### Records for the exercise
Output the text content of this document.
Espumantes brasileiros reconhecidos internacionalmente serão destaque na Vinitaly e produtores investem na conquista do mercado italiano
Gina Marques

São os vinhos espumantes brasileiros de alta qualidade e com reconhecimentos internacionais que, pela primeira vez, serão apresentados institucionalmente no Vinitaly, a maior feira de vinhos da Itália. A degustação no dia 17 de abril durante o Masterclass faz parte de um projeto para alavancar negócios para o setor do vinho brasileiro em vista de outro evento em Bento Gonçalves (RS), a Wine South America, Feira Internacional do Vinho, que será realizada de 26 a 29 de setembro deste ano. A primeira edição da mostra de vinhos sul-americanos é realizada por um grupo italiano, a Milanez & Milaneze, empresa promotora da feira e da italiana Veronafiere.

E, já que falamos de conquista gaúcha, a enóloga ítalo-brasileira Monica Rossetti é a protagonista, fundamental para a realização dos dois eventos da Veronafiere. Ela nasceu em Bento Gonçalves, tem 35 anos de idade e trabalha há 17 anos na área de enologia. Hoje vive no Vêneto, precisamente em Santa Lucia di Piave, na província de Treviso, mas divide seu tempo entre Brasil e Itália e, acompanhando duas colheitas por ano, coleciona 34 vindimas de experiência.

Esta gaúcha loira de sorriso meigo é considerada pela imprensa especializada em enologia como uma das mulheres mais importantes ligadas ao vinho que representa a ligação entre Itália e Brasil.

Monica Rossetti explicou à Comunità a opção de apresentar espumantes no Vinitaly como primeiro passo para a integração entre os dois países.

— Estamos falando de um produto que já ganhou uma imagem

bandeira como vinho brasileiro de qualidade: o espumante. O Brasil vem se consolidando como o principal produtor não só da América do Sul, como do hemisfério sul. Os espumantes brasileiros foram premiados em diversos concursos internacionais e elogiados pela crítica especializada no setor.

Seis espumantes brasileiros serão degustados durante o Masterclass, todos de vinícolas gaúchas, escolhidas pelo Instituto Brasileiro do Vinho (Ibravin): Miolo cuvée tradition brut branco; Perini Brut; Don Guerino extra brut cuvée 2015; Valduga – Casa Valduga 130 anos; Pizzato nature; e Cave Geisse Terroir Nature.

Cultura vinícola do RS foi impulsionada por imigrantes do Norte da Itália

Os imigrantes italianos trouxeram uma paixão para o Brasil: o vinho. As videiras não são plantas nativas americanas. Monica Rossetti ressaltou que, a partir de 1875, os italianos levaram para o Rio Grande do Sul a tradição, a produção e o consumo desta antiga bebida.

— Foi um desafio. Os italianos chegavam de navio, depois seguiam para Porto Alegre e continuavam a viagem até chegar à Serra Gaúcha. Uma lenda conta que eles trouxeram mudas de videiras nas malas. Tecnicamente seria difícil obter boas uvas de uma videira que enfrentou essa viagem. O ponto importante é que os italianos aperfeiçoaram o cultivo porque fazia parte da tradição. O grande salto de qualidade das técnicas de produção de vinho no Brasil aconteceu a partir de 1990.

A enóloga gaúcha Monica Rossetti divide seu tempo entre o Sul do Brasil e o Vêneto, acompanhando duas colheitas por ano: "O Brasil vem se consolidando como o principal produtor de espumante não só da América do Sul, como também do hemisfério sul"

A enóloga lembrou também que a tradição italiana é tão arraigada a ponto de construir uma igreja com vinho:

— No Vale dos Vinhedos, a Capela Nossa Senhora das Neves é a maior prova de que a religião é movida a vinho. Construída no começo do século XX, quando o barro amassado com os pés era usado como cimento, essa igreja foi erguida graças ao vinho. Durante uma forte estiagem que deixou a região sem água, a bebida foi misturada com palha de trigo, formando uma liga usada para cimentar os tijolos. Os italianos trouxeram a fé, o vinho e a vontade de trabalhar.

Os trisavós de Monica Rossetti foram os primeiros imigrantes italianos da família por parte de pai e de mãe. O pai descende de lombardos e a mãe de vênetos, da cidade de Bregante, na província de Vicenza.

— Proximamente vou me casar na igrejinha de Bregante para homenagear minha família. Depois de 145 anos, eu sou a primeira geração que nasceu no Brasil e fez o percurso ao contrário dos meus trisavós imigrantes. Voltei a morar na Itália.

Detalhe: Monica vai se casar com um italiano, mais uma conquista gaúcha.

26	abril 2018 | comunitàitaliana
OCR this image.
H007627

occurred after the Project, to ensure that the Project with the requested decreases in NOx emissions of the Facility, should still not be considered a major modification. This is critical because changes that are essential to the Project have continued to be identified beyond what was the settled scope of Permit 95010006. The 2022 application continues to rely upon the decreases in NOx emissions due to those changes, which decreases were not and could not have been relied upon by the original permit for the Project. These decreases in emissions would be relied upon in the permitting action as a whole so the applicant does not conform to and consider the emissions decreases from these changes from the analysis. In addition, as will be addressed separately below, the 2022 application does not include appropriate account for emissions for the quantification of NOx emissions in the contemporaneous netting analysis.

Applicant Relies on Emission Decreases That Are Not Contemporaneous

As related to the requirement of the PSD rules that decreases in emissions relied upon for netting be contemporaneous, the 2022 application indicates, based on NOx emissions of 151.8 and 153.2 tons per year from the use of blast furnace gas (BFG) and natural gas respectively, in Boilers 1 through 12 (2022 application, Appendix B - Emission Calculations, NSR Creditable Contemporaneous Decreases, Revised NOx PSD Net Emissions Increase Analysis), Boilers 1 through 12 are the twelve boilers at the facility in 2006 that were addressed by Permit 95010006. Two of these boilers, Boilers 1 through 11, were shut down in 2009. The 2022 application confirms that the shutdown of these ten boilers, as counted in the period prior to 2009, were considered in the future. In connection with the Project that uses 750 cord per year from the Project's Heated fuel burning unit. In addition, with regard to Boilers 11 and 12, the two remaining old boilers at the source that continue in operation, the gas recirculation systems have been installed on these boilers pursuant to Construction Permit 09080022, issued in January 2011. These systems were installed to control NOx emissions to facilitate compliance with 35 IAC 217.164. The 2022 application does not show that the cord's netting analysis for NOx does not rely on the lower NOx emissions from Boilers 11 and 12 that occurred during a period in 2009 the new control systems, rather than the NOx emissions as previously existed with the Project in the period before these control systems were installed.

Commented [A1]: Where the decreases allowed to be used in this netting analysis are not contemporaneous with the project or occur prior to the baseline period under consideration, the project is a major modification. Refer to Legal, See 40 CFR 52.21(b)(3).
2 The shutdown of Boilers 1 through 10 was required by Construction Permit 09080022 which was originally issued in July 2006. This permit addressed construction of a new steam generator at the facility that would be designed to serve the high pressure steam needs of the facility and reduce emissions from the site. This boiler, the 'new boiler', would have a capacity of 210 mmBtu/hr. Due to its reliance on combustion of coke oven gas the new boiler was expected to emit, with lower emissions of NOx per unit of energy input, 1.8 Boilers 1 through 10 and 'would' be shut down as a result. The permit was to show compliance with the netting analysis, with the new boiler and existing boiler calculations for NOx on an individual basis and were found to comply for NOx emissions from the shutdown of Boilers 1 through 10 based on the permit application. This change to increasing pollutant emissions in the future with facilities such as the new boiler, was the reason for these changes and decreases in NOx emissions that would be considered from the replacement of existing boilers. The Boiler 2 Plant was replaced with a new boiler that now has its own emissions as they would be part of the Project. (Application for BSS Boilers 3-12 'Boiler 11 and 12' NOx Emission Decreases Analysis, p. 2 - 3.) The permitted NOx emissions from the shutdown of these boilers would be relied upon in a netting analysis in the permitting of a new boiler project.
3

### Work required
Please restate the whole listing word for word.

### Solution below
Output the text content of this document.
Espumantes brasileiros reconhecidos internacionalmente serão destaque na Vinitaly e produtores investem na conquista do mercado italiano
Gina Marques

São os vinhos espumantes brasileiros de alta qualidade e com reconhecimentos internacionais que, pela primeira vez, serão apresentados institucionalmente no Vinitaly, a maior feira de vinhos da Itália. A degustação no dia 17 de abril durante o Masterclass faz parte de um projeto para alavancar negócios para o setor do vinho brasileiro em vista de outro evento em Bento Gonçalves (RS), a Wine South America, Feira Internacional do Vinho, que será realizada de 26 a 29 de setembro deste ano. A primeira edição da mostra de vinhos sul-americanos é realizada por um grupo italiano, a Milanez & Milaneze, empresa promotora da feira e da italiana Veronafiere.

E, já que falamos de conquista gaúcha, a enóloga ítalo-brasileira Monica Rossetti é a protagonista, fundamental para a realização dos dois eventos da Veronafiere. Ela nasceu em Bento Gonçalves, tem 35 anos de idade e trabalha há 17 anos na área de enologia. Hoje vive no Vêneto, precisamente em Santa Lucia di Piave, na província de Treviso, mas divide seu tempo entre Brasil e Itália e, acompanhando duas colheitas por ano, coleciona 34 vindimas de experiência.

Esta gaúcha loira de sorriso meigo é considerada pela imprensa especializada em enologia como uma das mulheres mais importantes ligadas ao vinho que representa a ligação entre Itália e Brasil.

Monica Rossetti explicou à Comunità a opção de apresentar espumantes no Vinitaly como primeiro passo para a integração entre os dois países.

— Estamos falando de um produto que já ganhou uma imagem

bandeira como vinho brasileiro de qualidade: o espumante. O Brasil vem se consolidando como o principal produtor não só da América do Sul, como do hemisfério sul. Os espumantes brasileiros foram premiados em diversos concursos internacionais e elogiados pela crítica especializada no setor.

Seis espumantes brasileiros serão degustados durante o Masterclass, todos de vinícolas gaúchas, escolhidas pelo Instituto Brasileiro do Vinho (Ibravin): Miolo cuvée tradition brut branco; Perini Brut; Don Guerino extra brut cuvée 2015; Valduga – Casa Valduga 130 anos; Pizzato nature; e Cave Geisse Terroir Nature.

Cultura vinícola do RS foi impulsionada por imigrantes do Norte da Itália

Os imigrantes italianos trouxeram uma paixão para o Brasil: o vinho. As videiras não são plantas nativas americanas. Monica Rossetti ressaltou que, a partir de 1875, os italianos levaram para o Rio Grande do Sul a tradição, a produção e o consumo desta antiga bebida.

— Foi um desafio. Os italianos chegavam de navio, depois seguiam para Porto Alegre e continuavam a viagem até chegar à Serra Gaúcha. Uma lenda conta que eles trouxeram mudas de videiras nas malas. Tecnicamente seria difícil obter boas uvas de uma videira que enfrentou essa viagem. O ponto importante é que os italianos aperfeiçoaram o cultivo porque fazia parte da tradição. O grande salto de qualidade das técnicas de produção de vinho no Brasil aconteceu a partir de 1990.

A enóloga gaúcha Monica Rossetti divide seu tempo entre o Sul do Brasil e o Vêneto, acompanhando duas colheitas por ano: "O Brasil vem se consolidando como o principal produtor de espumante não só da América do Sul, como também do hemisfério sul"

A enóloga lembrou também que a tradição italiana é tão arraigada a ponto de construir uma igreja com vinho:

— No Vale dos Vinhedos, a Capela Nossa Senhora das Neves é a maior prova de que a religião é movida a vinho. Construída no começo do século XX, quando o barro amassado com os pés era usado como cimento, essa igreja foi erguida graças ao vinho. Durante uma forte estiagem que deixou a região sem água, a bebida foi misturada com palha de trigo, formando uma liga usada para cimentar os tijolos. Os italianos trouxeram a fé, o vinho e a vontade de trabalhar.

Os trisavós de Monica Rossetti foram os primeiros imigrantes italianos da família por parte de pai e de mãe. O pai descende de lombardos e a mãe de vênetos, da cidade de Bregante, na província de Vicenza.

— Proximamente vou me casar na igrejinha de Bregante para homenagear minha família. Depois de 145 anos, eu sou a primeira geração que nasceu no Brasil e fez o percurso ao contrário dos meus trisavós imigrantes. Voltei a morar na Itália.

Detalhe: Monica vai se casar com um italiano, mais uma conquista gaúcha.

26	abril 2018 | comunitàitaliana
OCR this image.
H007627

occurred after the Project, to ensure that the Project with the requested decreases in NOx emissions of the Facility, should still not be considered a major modification. This is critical because changes that are essential to the Project have continued to be identified beyond what was the settled scope of Permit 95010006. The 2022 application continues to rely upon the decreases in NOx emissions due to those changes, which decreases were not and could not have been relied upon by the original permit for the Project. These decreases in emissions would be relied upon in the permitting action as a whole so the applicant does not conform to and consider the emissions decreases from these changes from the analysis. In addition, as will be addressed separately below, the 2022 application does not include appropriate account for emissions for the quantification of NOx emissions in the contemporaneous netting analysis.

Applicant Relies on Emission Decreases That Are Not Contemporaneous

As related to the requirement of the PSD rules that decreases in emissions relied upon for netting be contemporaneous, the 2022 application indicates, based on NOx emissions of 151.8 and 153.2 tons per year from the use of blast furnace gas (BFG) and natural gas respectively, in Boilers 1 through 12 (2022 application, Appendix B - Emission Calculations, NSR Creditable Contemporaneous Decreases, Revised NOx PSD Net Emissions Increase Analysis), Boilers 1 through 12 are the twelve boilers at the facility in 2006 that were addressed by Permit 95010006. Two of these boilers, Boilers 1 through 11, were shut down in 2009. The 2022 application confirms that the shutdown of these ten boilers, as counted in the period prior to 2009, were considered in the future. In connection with the Project that uses 750 cord per year from the Project's Heated fuel burning unit. In addition, with regard to Boilers 11 and 12, the two remaining old boilers at the source that continue in operation, the gas recirculation systems have been installed on these boilers pursuant to Construction Permit 09080022, issued in January 2011. These systems were installed to control NOx emissions to facilitate compliance with 35 IAC 217.164. The 2022 application does not show that the cord's netting analysis for NOx does not rely on the lower NOx emissions from Boilers 11 and 12 that occurred during a period in 2009 the new control systems, rather than the NOx emissions as previously existed with the Project in the period before these control systems were installed.

Commented [A1]: Where the decreases allowed to be used in this netting analysis are not contemporaneous with the project or occur prior to the baseline period under consideration, the project is a major modification. Refer to Legal, See 40 CFR 52.21(b)(3).
2 The shutdown of Boilers 1 through 10 was required by Construction Permit 09080022 which was originally issued in July 2006. This permit addressed construction of a new steam generator at the facility that would be designed to serve the high pressure steam needs of the facility and reduce emissions from the site. This boiler, the 'new boiler', would have a capacity of 210 mmBtu/hr. Due to its reliance on combustion of coke oven gas the new boiler was expected to emit, with lower emissions of NOx per unit of energy input, 1.8 Boilers 1 through 10 and 'would' be shut down as a result. The permit was to show compliance with the netting analysis, with the new boiler and existing boiler calculations for NOx on an individual basis and were found to comply for NOx emissions from the shutdown of Boilers 1 through 10 based on the permit application. This change to increasing pollutant emissions in the future with facilities such as the new boiler, was the reason for these changes and decreases in NOx emissions that would be considered from the replacement of existing boilers. The Boiler 2 Plant was replaced with a new boiler that now has its own emissions as they would be part of the Project. (Application for BSS Boilers 3-12 'Boiler 11 and 12' NOx Emission Decreases Analysis, p. 2 - 3.) The permitted NOx emissions from the shutdown of these boilers would be relied upon in a netting analysis in the permitting of a new boiler project.
3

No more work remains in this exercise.